◆ **The exercise**: Output each entry verbatim and exclude every picture from it.

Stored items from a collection
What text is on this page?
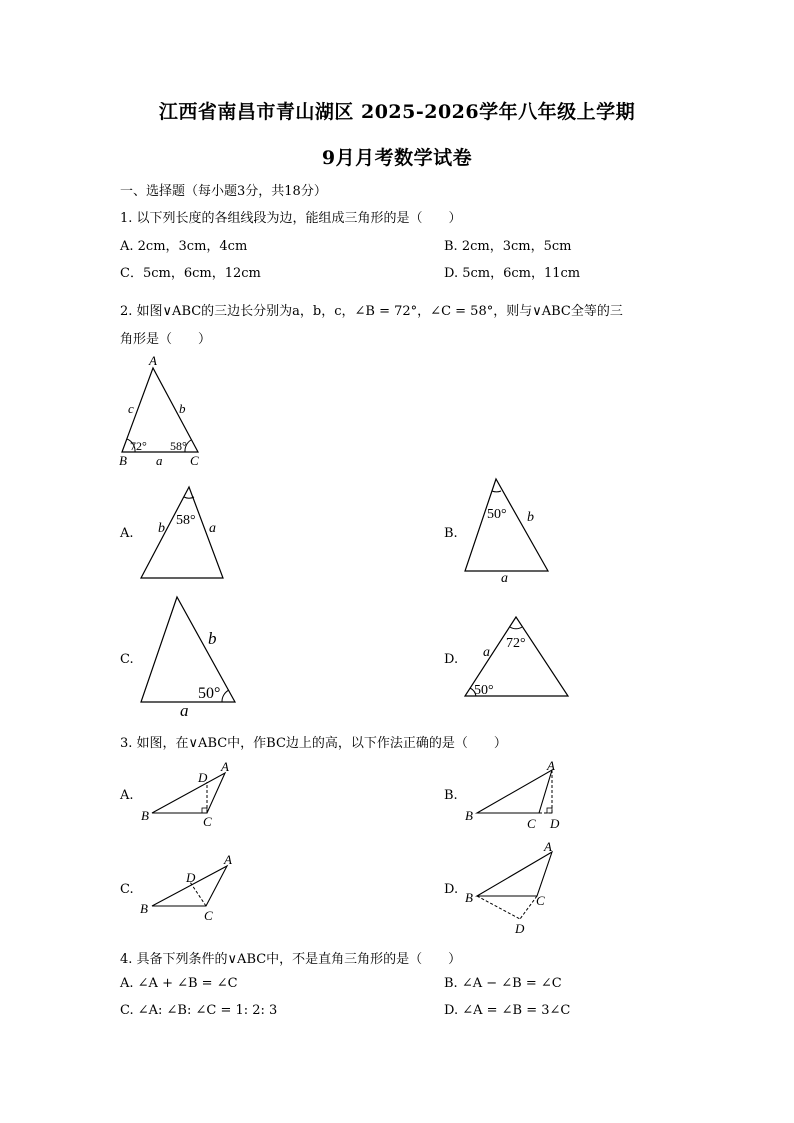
江西省南昌市青山湖区 2025-2026学年八年级上学期
9月月考数学试卷
一、选择题（每小题3分，共18分）
1. 以下列长度的各组线段为边，能组成三角形的是（　　）
A. 2cm，3cm，4cm	B. 2cm，3cm，5cm
C．5cm，6cm，12cm	D. 5cm，6cm，11cm
2. 如图∨ABC的三边长分别为a，b，c，∠B = 72°，∠C = 58°，则与∨ABC全等的三
角形是（　　）
A
B	C
c	b
a
72° 58°
58°
b	a
50° b
a
50°
b
a
72°
50°
a
A.	B.
C.	D.
3. 如图，在∨ABC中，作BC边上的高，以下作法正确的是（　　）
A
B	C
D
A
B
C D
A
B	C
D
A
B	C
D
A.	B.
C.	D.
4. 具备下列条件的∨ABC中，不是直角三角形的是（　　）
A. ∠A + ∠B = ∠C	B. ∠A − ∠B = ∠C
C. ∠A: ∠B: ∠C = 1: 2: 3	D. ∠A = ∠B = 3∠C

◆ **Task solution**:
What text is on this page?
江西省南昌市青山湖区 2025-2026学年八年级上学期
9月月考数学试卷
一、选择题（每小题3分，共18分）
1. 以下列长度的各组线段为边，能组成三角形的是（　　）
A. 2cm，3cm，4cm	B. 2cm，3cm，5cm
C．5cm，6cm，12cm	D. 5cm，6cm，11cm
2. 如图∨ABC的三边长分别为a，b，c，∠B = 72°，∠C = 58°，则与∨ABC全等的三
角形是（　　）
A
B	C
c	b
a
72° 58°
58°
b	a
50° b
a
50°
b
a
72°
50°
a
A.	B.
C.	D.
3. 如图，在∨ABC中，作BC边上的高，以下作法正确的是（　　）
A
B	C
D
A
B
C D
A
B	C
D
A
B	C
D
A.	B.
C.	D.
4. 具备下列条件的∨ABC中，不是直角三角形的是（　　）
A. ∠A + ∠B = ∠C	B. ∠A − ∠B = ∠C
C. ∠A: ∠B: ∠C = 1: 2: 3	D. ∠A = ∠B = 3∠C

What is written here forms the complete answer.